▶ **REQUIREMENT**: Gather all lines from the material that contain "title".

— start of RECORDS SHOWN —

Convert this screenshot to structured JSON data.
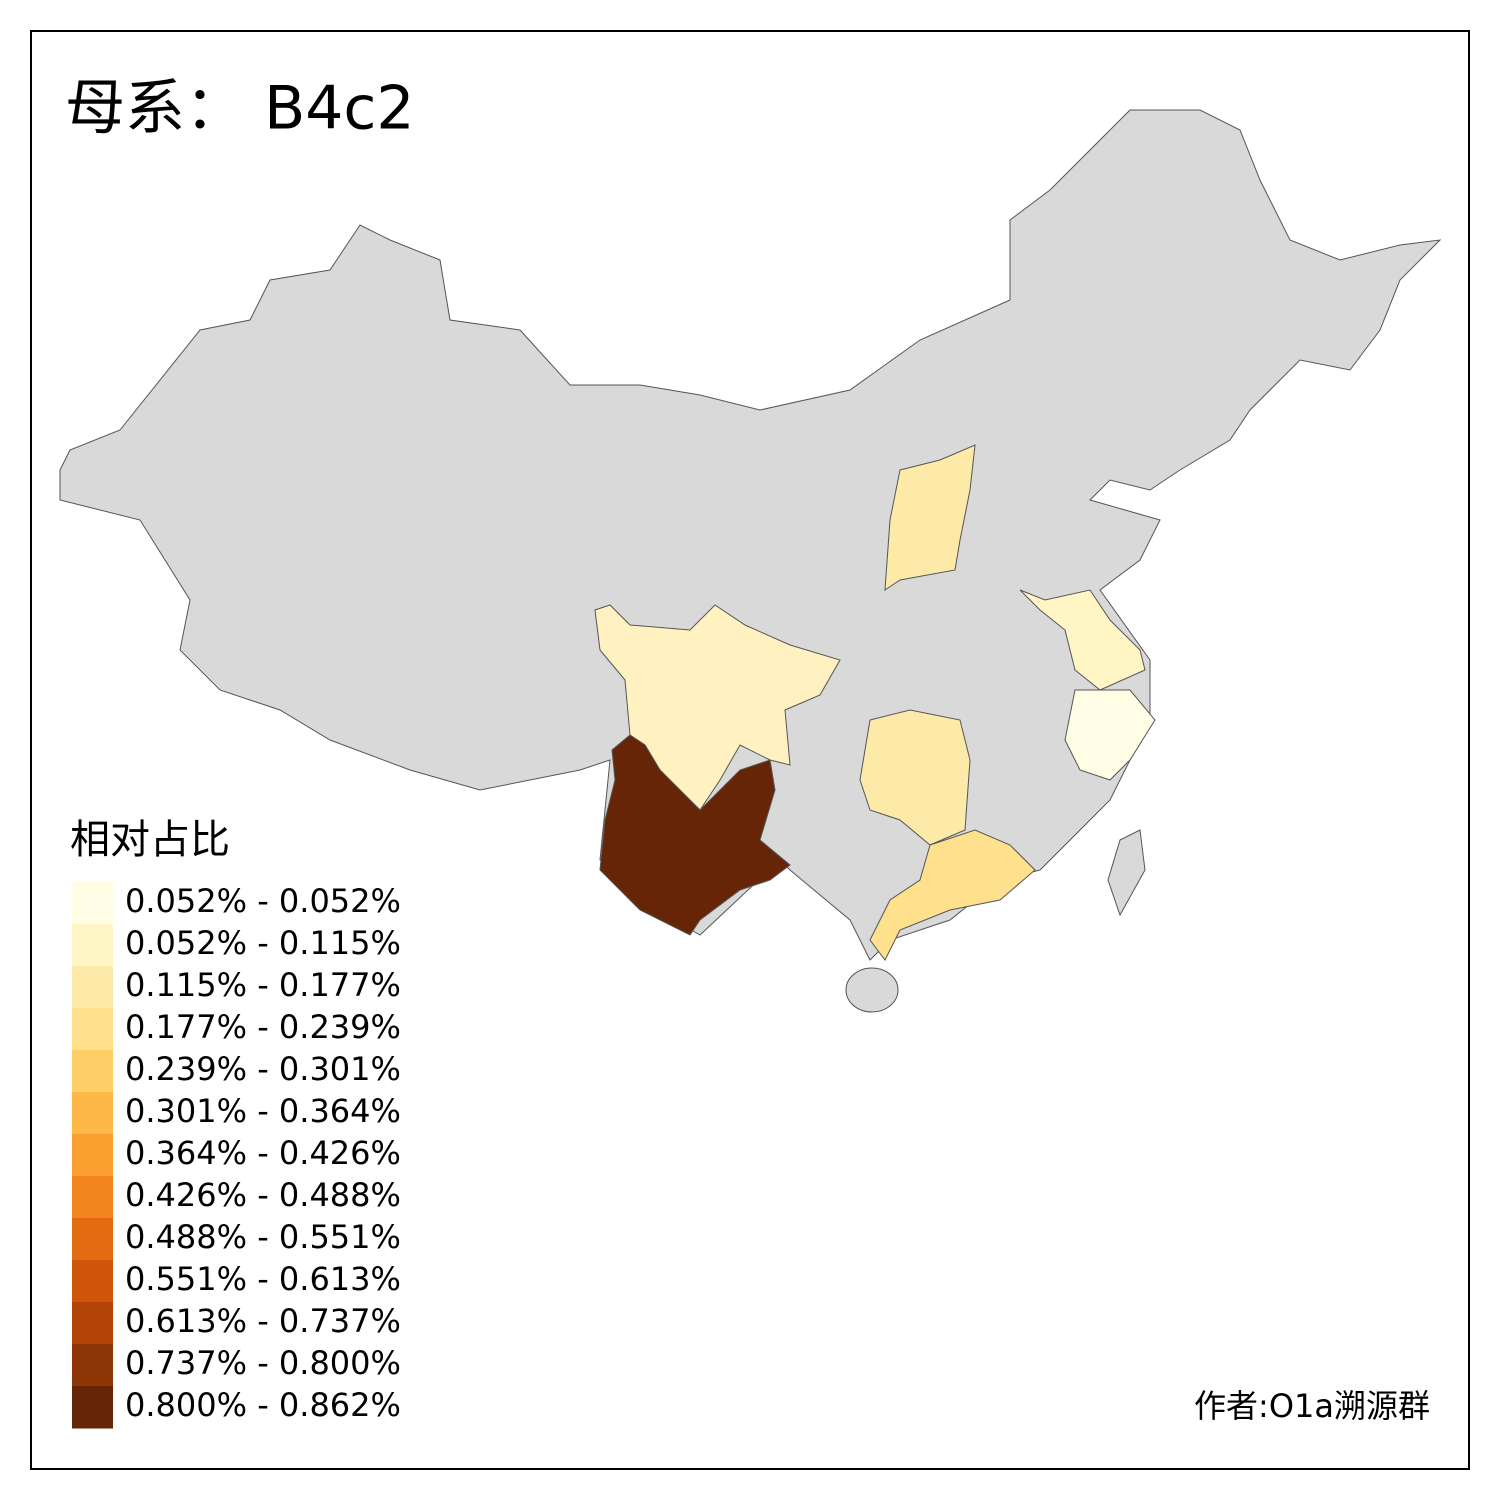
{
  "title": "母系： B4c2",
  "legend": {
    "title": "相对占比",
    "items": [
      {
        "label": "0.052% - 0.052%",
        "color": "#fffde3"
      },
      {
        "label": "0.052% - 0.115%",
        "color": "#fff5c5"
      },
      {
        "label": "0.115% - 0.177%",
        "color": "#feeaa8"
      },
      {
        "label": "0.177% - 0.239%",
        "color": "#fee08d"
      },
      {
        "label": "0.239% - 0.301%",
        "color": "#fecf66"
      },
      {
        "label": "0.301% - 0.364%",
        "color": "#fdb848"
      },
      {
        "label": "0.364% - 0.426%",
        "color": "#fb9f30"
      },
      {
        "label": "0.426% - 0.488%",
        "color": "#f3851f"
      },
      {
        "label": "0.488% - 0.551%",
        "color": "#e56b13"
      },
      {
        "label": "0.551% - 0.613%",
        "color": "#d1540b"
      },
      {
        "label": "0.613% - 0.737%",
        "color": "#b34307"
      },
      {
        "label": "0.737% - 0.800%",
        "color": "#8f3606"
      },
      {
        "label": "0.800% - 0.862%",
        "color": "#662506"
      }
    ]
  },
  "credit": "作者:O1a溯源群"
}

— end of RECORDS SHOWN —
— start of RECORDS SHOWN —

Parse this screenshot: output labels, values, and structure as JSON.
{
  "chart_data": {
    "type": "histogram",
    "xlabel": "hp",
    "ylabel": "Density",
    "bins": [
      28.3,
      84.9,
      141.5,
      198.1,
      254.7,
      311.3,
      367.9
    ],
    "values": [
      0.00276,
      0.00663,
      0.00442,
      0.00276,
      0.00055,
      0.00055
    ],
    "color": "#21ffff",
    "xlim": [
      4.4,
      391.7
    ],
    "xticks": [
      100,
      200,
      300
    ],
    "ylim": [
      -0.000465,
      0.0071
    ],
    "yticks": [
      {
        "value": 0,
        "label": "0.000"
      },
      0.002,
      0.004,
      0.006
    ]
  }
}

— end of RECORDS SHOWN —
— start of RECORDS SHOWN —

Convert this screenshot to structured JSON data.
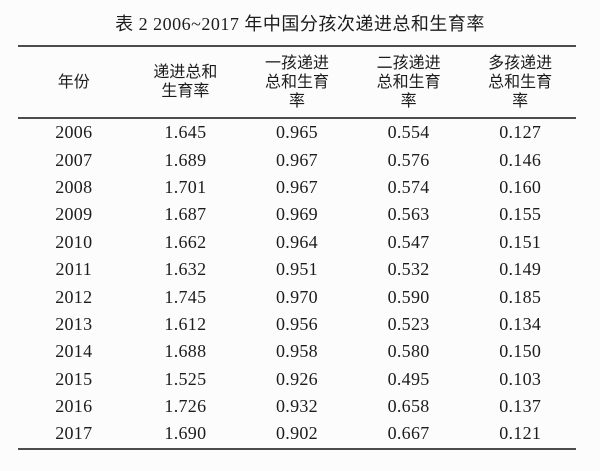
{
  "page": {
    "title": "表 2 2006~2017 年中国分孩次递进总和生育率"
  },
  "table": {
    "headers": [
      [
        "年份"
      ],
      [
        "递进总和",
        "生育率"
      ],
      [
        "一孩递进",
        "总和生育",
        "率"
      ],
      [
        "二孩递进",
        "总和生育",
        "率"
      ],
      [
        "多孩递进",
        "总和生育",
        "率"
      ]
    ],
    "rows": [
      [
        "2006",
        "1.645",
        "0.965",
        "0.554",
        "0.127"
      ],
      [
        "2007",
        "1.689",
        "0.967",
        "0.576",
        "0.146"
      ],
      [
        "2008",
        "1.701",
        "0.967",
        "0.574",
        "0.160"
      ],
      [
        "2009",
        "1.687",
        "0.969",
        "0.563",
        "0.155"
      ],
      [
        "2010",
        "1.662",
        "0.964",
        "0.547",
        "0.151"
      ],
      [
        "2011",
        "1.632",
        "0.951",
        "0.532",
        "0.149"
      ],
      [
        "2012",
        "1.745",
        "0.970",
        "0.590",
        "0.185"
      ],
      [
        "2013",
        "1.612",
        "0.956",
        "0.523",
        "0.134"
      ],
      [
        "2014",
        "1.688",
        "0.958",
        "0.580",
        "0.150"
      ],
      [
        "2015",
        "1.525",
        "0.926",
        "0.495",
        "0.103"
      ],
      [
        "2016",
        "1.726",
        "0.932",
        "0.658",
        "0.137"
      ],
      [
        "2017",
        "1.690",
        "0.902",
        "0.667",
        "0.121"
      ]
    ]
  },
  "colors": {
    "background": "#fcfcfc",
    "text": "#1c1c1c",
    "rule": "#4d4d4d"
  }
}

— end of RECORDS SHOWN —

▶ **ANSWER TO THIS PROBLEM**:
  "title": "母系： B4c2",
    "title": "相对占比",
    "title": "表 2 2006~2017 年中国分孩次递进总和生育率"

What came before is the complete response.